» **Aim of the exercise**
Select from the records below every line that has the word "icon" in it.

» **Dataset excerpt**
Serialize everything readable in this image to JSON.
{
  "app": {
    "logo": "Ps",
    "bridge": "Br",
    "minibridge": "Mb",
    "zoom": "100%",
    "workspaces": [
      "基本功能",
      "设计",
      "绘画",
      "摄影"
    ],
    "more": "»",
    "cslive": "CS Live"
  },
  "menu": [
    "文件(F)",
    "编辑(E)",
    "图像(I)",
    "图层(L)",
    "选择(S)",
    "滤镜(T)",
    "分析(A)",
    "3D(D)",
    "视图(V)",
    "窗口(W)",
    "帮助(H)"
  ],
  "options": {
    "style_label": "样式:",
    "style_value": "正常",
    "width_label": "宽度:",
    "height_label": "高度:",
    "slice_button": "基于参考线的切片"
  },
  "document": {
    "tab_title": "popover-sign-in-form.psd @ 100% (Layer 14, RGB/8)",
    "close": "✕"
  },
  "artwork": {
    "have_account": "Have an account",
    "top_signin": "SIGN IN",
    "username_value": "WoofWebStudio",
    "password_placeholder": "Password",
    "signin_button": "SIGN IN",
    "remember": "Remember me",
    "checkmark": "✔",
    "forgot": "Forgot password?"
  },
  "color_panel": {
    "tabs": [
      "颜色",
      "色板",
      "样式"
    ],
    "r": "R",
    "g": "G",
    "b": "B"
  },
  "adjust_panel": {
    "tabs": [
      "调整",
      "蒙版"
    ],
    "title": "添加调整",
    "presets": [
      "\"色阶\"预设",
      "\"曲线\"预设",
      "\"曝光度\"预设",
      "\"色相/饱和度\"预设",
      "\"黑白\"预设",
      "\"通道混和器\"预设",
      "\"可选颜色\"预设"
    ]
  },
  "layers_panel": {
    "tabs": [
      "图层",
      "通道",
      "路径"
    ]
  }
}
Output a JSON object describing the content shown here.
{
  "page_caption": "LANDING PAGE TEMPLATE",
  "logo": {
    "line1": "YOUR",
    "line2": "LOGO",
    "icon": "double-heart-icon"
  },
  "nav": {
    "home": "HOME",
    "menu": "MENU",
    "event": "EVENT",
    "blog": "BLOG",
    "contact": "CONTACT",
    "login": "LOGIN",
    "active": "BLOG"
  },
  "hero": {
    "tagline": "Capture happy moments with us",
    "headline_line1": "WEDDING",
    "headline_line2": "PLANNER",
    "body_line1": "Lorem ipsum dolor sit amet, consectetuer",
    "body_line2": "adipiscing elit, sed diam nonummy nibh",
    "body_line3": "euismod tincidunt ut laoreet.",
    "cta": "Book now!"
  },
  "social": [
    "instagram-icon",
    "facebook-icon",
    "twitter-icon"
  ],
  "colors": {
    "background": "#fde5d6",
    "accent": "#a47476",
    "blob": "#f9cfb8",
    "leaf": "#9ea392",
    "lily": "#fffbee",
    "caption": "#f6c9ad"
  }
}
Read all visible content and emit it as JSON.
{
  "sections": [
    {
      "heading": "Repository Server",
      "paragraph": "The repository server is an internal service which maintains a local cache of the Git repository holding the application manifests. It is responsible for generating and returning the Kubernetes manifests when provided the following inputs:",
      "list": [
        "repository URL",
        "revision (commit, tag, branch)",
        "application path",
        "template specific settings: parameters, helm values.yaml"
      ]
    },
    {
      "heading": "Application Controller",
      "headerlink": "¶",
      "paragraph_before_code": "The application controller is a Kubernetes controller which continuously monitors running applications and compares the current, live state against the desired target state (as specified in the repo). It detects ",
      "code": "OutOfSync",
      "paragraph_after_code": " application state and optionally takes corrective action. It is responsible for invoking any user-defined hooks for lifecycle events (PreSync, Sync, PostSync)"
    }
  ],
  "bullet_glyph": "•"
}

» **Task output**
    "icon": "double-heart-icon"
    "instagram-icon",
    "facebook-icon",
    "twitter-icon"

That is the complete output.